* _WORK INSTRUCTIONS_
Output the material below in full, exactly as it is.

....

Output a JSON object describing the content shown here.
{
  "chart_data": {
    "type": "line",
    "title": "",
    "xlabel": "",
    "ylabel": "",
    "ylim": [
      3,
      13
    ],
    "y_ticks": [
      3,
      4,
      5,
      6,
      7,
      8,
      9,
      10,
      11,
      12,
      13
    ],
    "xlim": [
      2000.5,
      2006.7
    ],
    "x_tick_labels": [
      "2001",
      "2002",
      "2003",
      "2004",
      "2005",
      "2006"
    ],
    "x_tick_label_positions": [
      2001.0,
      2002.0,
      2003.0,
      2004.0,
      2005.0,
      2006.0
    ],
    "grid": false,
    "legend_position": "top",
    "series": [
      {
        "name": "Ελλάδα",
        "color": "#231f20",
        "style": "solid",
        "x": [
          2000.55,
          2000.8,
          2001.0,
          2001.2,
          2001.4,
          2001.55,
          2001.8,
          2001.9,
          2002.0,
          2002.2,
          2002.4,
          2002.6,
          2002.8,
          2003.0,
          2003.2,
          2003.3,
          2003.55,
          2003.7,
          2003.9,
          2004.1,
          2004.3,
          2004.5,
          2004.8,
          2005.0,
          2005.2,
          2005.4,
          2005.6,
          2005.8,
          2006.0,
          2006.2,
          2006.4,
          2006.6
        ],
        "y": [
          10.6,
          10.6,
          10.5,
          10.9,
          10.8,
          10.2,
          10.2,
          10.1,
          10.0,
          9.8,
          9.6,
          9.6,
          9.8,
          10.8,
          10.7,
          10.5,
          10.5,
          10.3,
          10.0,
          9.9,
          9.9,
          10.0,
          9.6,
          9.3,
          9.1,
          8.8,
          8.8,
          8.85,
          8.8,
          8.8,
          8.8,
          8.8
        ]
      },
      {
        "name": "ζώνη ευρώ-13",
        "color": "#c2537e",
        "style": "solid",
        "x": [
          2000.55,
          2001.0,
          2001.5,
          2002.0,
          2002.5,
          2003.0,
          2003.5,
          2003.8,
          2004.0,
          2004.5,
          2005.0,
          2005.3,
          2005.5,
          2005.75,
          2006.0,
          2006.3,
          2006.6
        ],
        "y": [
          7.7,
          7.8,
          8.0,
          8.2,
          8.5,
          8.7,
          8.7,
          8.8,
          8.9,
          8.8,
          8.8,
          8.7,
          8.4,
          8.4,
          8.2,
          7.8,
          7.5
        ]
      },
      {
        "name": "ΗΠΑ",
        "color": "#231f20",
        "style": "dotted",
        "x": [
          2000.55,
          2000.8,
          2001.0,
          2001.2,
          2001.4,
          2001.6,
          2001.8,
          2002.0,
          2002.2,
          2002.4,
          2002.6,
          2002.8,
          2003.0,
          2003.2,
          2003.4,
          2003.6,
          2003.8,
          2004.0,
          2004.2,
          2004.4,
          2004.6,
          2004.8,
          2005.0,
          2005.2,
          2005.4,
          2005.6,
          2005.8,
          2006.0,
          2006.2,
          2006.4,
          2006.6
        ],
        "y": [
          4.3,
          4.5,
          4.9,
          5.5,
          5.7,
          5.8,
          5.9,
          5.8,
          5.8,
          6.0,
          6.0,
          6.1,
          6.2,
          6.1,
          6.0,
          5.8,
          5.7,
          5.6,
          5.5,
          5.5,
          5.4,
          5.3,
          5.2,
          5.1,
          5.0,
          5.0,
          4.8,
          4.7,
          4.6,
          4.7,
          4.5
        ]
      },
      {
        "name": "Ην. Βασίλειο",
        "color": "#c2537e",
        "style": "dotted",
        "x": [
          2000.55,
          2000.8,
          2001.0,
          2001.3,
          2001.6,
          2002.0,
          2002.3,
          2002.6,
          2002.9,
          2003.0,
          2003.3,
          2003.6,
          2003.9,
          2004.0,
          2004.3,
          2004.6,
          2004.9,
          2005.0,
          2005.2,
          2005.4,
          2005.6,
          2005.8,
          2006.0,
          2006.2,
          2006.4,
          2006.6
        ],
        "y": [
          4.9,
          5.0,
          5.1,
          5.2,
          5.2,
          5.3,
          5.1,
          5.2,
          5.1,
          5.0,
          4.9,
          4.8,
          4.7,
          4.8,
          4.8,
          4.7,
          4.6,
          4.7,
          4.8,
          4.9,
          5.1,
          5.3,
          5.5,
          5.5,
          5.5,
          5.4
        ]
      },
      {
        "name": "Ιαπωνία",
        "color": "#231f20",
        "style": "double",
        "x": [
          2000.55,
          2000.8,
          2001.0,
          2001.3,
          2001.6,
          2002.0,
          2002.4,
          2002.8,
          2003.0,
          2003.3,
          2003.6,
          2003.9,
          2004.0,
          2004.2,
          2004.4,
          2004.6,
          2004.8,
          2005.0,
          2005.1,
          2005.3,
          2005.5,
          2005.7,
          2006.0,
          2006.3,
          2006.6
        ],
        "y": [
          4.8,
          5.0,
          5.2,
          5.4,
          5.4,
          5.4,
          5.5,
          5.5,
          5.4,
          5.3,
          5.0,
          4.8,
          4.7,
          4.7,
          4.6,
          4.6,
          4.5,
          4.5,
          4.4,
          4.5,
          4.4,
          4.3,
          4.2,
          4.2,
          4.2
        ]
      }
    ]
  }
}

....

* _RESPONSE TO THE TASK_
Output a JSON object describing the content shown here.
{
  "chart_data": {
    "type": "line",
    "title": "",
    "xlabel": "",
    "ylabel": "",
    "ylim": [
      3,
      13
    ],
    "y_ticks": [
      3,
      4,
      5,
      6,
      7,
      8,
      9,
      10,
      11,
      12,
      13
    ],
    "xlim": [
      2000.5,
      2006.7
    ],
    "x_tick_labels": [
      "2001",
      "2002",
      "2003",
      "2004",
      "2005",
      "2006"
    ],
    "x_tick_label_positions": [
      2001.0,
      2002.0,
      2003.0,
      2004.0,
      2005.0,
      2006.0
    ],
    "grid": false,
    "legend_position": "top",
    "series": [
      {
        "name": "Ελλάδα",
        "color": "#231f20",
        "style": "solid",
        "x": [
          2000.55,
          2000.8,
          2001.0,
          2001.2,
          2001.4,
          2001.55,
          2001.8,
          2001.9,
          2002.0,
          2002.2,
          2002.4,
          2002.6,
          2002.8,
          2003.0,
          2003.2,
          2003.3,
          2003.55,
          2003.7,
          2003.9,
          2004.1,
          2004.3,
          2004.5,
          2004.8,
          2005.0,
          2005.2,
          2005.4,
          2005.6,
          2005.8,
          2006.0,
          2006.2,
          2006.4,
          2006.6
        ],
        "y": [
          10.6,
          10.6,
          10.5,
          10.9,
          10.8,
          10.2,
          10.2,
          10.1,
          10.0,
          9.8,
          9.6,
          9.6,
          9.8,
          10.8,
          10.7,
          10.5,
          10.5,
          10.3,
          10.0,
          9.9,
          9.9,
          10.0,
          9.6,
          9.3,
          9.1,
          8.8,
          8.8,
          8.85,
          8.8,
          8.8,
          8.8,
          8.8
        ]
      },
      {
        "name": "ζώνη ευρώ-13",
        "color": "#c2537e",
        "style": "solid",
        "x": [
          2000.55,
          2001.0,
          2001.5,
          2002.0,
          2002.5,
          2003.0,
          2003.5,
          2003.8,
          2004.0,
          2004.5,
          2005.0,
          2005.3,
          2005.5,
          2005.75,
          2006.0,
          2006.3,
          2006.6
        ],
        "y": [
          7.7,
          7.8,
          8.0,
          8.2,
          8.5,
          8.7,
          8.7,
          8.8,
          8.9,
          8.8,
          8.8,
          8.7,
          8.4,
          8.4,
          8.2,
          7.8,
          7.5
        ]
      },
      {
        "name": "ΗΠΑ",
        "color": "#231f20",
        "style": "dotted",
        "x": [
          2000.55,
          2000.8,
          2001.0,
          2001.2,
          2001.4,
          2001.6,
          2001.8,
          2002.0,
          2002.2,
          2002.4,
          2002.6,
          2002.8,
          2003.0,
          2003.2,
          2003.4,
          2003.6,
          2003.8,
          2004.0,
          2004.2,
          2004.4,
          2004.6,
          2004.8,
          2005.0,
          2005.2,
          2005.4,
          2005.6,
          2005.8,
          2006.0,
          2006.2,
          2006.4,
          2006.6
        ],
        "y": [
          4.3,
          4.5,
          4.9,
          5.5,
          5.7,
          5.8,
          5.9,
          5.8,
          5.8,
          6.0,
          6.0,
          6.1,
          6.2,
          6.1,
          6.0,
          5.8,
          5.7,
          5.6,
          5.5,
          5.5,
          5.4,
          5.3,
          5.2,
          5.1,
          5.0,
          5.0,
          4.8,
          4.7,
          4.6,
          4.7,
          4.5
        ]
      },
      {
        "name": "Ην. Βασίλειο",
        "color": "#c2537e",
        "style": "dotted",
        "x": [
          2000.55,
          2000.8,
          2001.0,
          2001.3,
          2001.6,
          2002.0,
          2002.3,
          2002.6,
          2002.9,
          2003.0,
          2003.3,
          2003.6,
          2003.9,
          2004.0,
          2004.3,
          2004.6,
          2004.9,
          2005.0,
          2005.2,
          2005.4,
          2005.6,
          2005.8,
          2006.0,
          2006.2,
          2006.4,
          2006.6
        ],
        "y": [
          4.9,
          5.0,
          5.1,
          5.2,
          5.2,
          5.3,
          5.1,
          5.2,
          5.1,
          5.0,
          4.9,
          4.8,
          4.7,
          4.8,
          4.8,
          4.7,
          4.6,
          4.7,
          4.8,
          4.9,
          5.1,
          5.3,
          5.5,
          5.5,
          5.5,
          5.4
        ]
      },
      {
        "name": "Ιαπωνία",
        "color": "#231f20",
        "style": "double",
        "x": [
          2000.55,
          2000.8,
          2001.0,
          2001.3,
          2001.6,
          2002.0,
          2002.4,
          2002.8,
          2003.0,
          2003.3,
          2003.6,
          2003.9,
          2004.0,
          2004.2,
          2004.4,
          2004.6,
          2004.8,
          2005.0,
          2005.1,
          2005.3,
          2005.5,
          2005.7,
          2006.0,
          2006.3,
          2006.6
        ],
        "y": [
          4.8,
          5.0,
          5.2,
          5.4,
          5.4,
          5.4,
          5.5,
          5.5,
          5.4,
          5.3,
          5.0,
          4.8,
          4.7,
          4.7,
          4.6,
          4.6,
          4.5,
          4.5,
          4.4,
          4.5,
          4.4,
          4.3,
          4.2,
          4.2,
          4.2
        ]
      }
    ]
  }
}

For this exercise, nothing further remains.